▸ Request
Filter the entries that follow, copying every line in which the word "times" appears.

▸ Extracted records

....

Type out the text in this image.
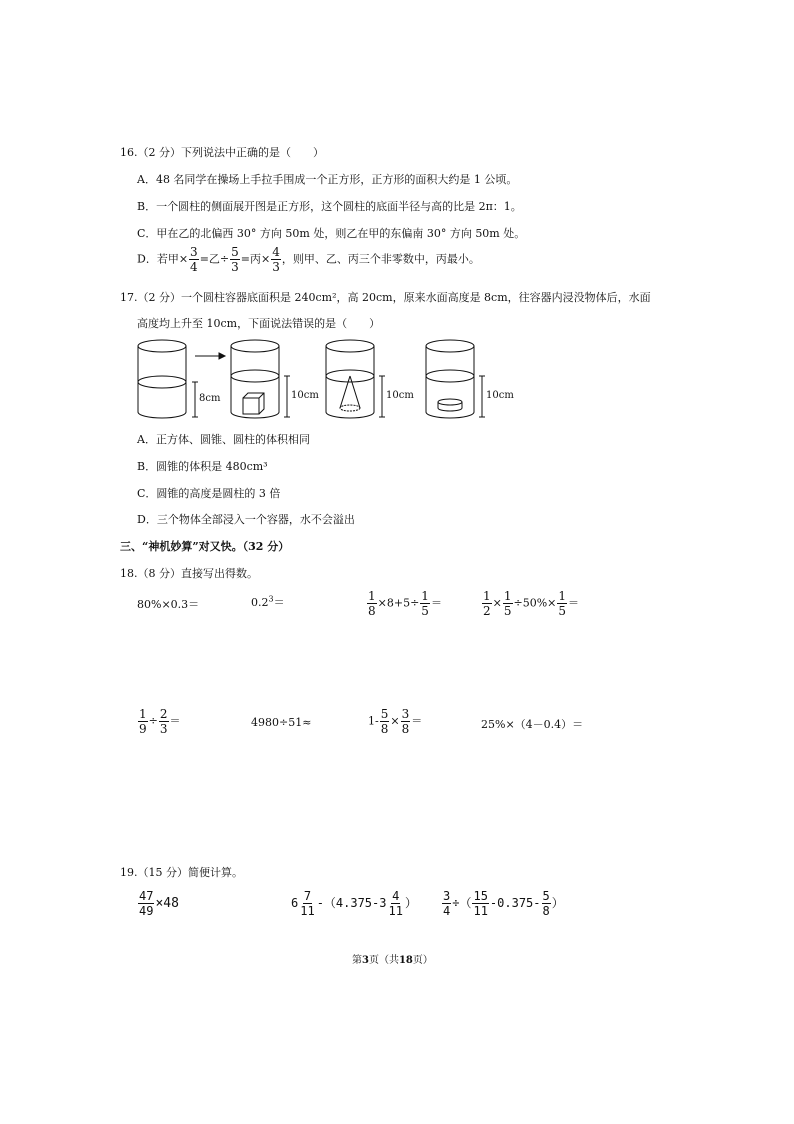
16.（2 分）下列说法中正确的是（　　）
A．48 名同学在操场上手拉手围成一个正方形，正方形的面积大约是 1 公顷。
B．一个圆柱的侧面展开图是正方形，这个圆柱的底面半径与高的比是 2π：1。
C．甲在乙的北偏西 30° 方向 50m 处，则乙在甲的东偏南 30° 方向 50m 处。
D．若甲× $\frac{3}{4}$ =乙÷ $\frac{5}{3}$ =丙× $\frac{4}{3}$ ，则甲、乙、丙三个非零数中，丙最小。
17.（2 分）一个圆柱容器底面积是 240cm²，高 20cm，原来水面高度是 8cm，往容器内浸没物体后，水面
高度均上升至 10cm，下面说法错误的是（　　）
8cm	10cm	10cm	10cm
A．正方体、圆锥、圆柱的体积相同
B．圆锥的体积是 480cm³
C．圆锥的高度是圆柱的 3 倍
D．三个物体全部浸入一个容器，水不会溢出
三、“神机妙算”对又快。（32 分）
18.（8 分）直接写出得数。
80%×0.3＝	$0.2^3=$	$\frac{1}{8} \times 8+5\div \frac{1}{5}$ ＝	$\frac{1}{2} \times \frac{1}{5} \div 50\%\times \frac{1}{5}$ ＝
$\frac{1}{9} \div \frac{2}{3}$ ＝	4980÷51≈	$1- \frac{5}{8} \times \frac{3}{8}$ ＝	25%×（4－0.4）＝
19.（15 分）简便计算。
$\frac{47}{49} \times 48$	$6 \frac{7}{11} -(4.375-3 \frac{4}{11}$ ） $\frac{3}{4}$ ÷（ $\frac{15}{11} -0.375- \frac{5}{8}$ ）
第3页（共18页）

....

▸ Response to this exercise
80%×0.3＝	$0.2^3=$	$\frac{1}{8} \times 8+5\div \frac{1}{5}$ ＝	$\frac{1}{2} \times \frac{1}{5} \div 50\%\times \frac{1}{5}$ ＝
$\frac{1}{9} \div \frac{2}{3}$ ＝	4980÷51≈	$1- \frac{5}{8} \times \frac{3}{8}$ ＝	25%×（4－0.4）＝
$\frac{47}{49} \times 48$	$6 \frac{7}{11} -(4.375-3 \frac{4}{11}$ ） $\frac{3}{4}$ ÷（ $\frac{15}{11} -0.375- \frac{5}{8}$ ）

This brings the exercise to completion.